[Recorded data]
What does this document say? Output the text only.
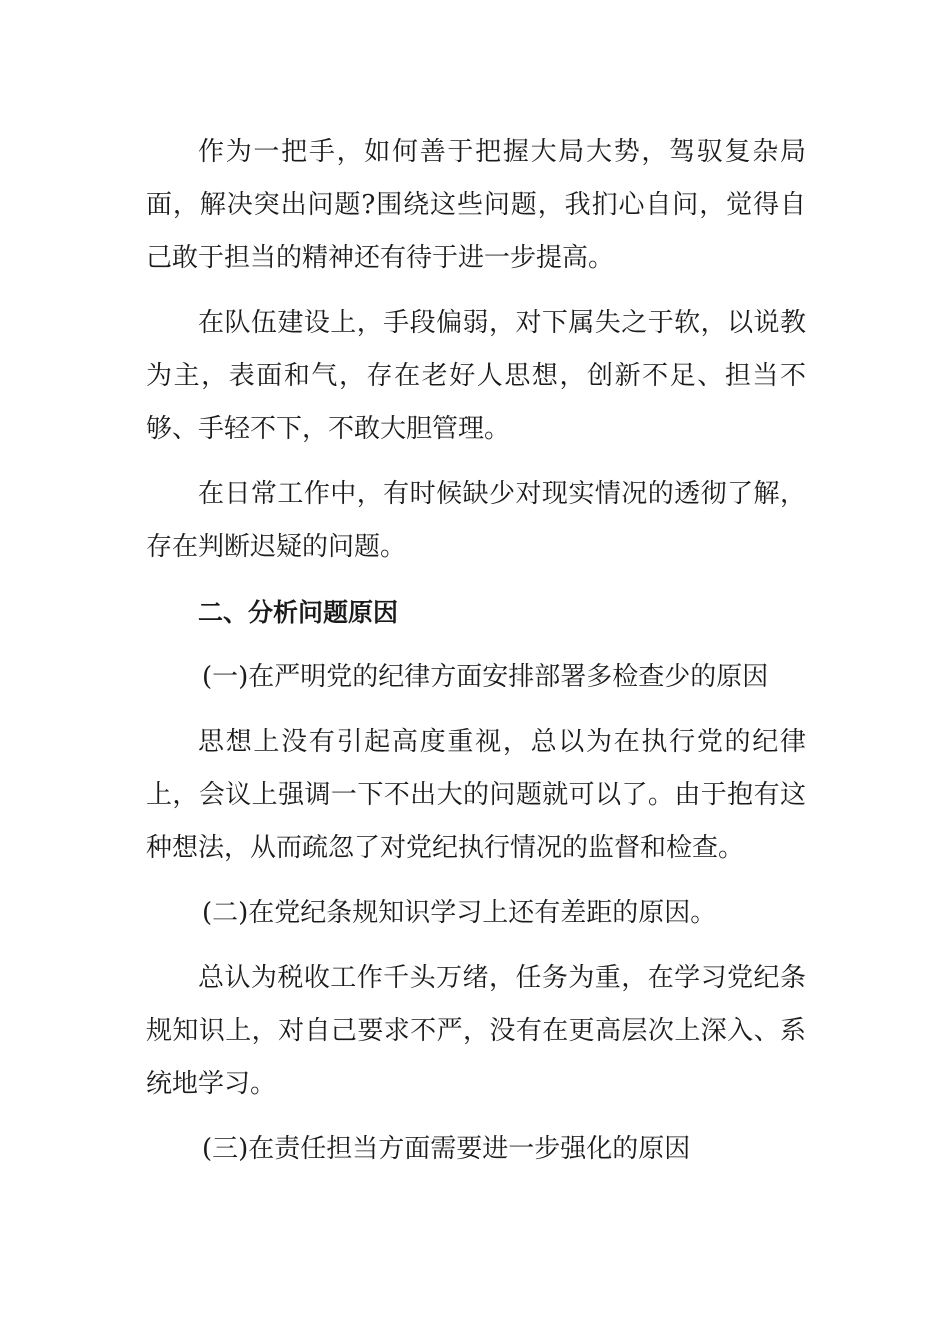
作为一把手，如何善于把握大局大势，驾驭复杂局面，解决突出问题?围绕这些问题，我扪心自问，觉得自己敢于担当的精神还有待于进一步提高。

在队伍建设上，手段偏弱，对下属失之于软，以说教为主，表面和气，存在老好人思想，创新不足、担当不够、手轻不下，不敢大胆管理。

在日常工作中，有时候缺少对现实情况的透彻了解，存在判断迟疑的问题。

二、分析问题原因

(一)在严明党的纪律方面安排部署多检查少的原因

思想上没有引起高度重视，总以为在执行党的纪律上，会议上强调一下不出大的问题就可以了。由于抱有这种想法，从而疏忽了对党纪执行情况的监督和检查。

(二)在党纪条规知识学习上还有差距的原因。

总认为税收工作千头万绪，任务为重，在学习党纪条规知识上，对自己要求不严，没有在更高层次上深入、系统地学习。

(三)在责任担当方面需要进一步强化的原因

- [WHAT IS EXPECTED] Quote each entry above verbatim and drop the pictures.

- [ANSWER IN FULL]
What does this document say? Output the text only.
作为一把手，如何善于把握大局大势，驾驭复杂局面，解决突出问题?围绕这些问题，我扪心自问，觉得自己敢于担当的精神还有待于进一步提高。

在队伍建设上，手段偏弱，对下属失之于软，以说教为主，表面和气，存在老好人思想，创新不足、担当不够、手轻不下，不敢大胆管理。

在日常工作中，有时候缺少对现实情况的透彻了解，存在判断迟疑的问题。

二、分析问题原因

(一)在严明党的纪律方面安排部署多检查少的原因

思想上没有引起高度重视，总以为在执行党的纪律上，会议上强调一下不出大的问题就可以了。由于抱有这种想法，从而疏忽了对党纪执行情况的监督和检查。

(二)在党纪条规知识学习上还有差距的原因。

总认为税收工作千头万绪，任务为重，在学习党纪条规知识上，对自己要求不严，没有在更高层次上深入、系统地学习。

(三)在责任担当方面需要进一步强化的原因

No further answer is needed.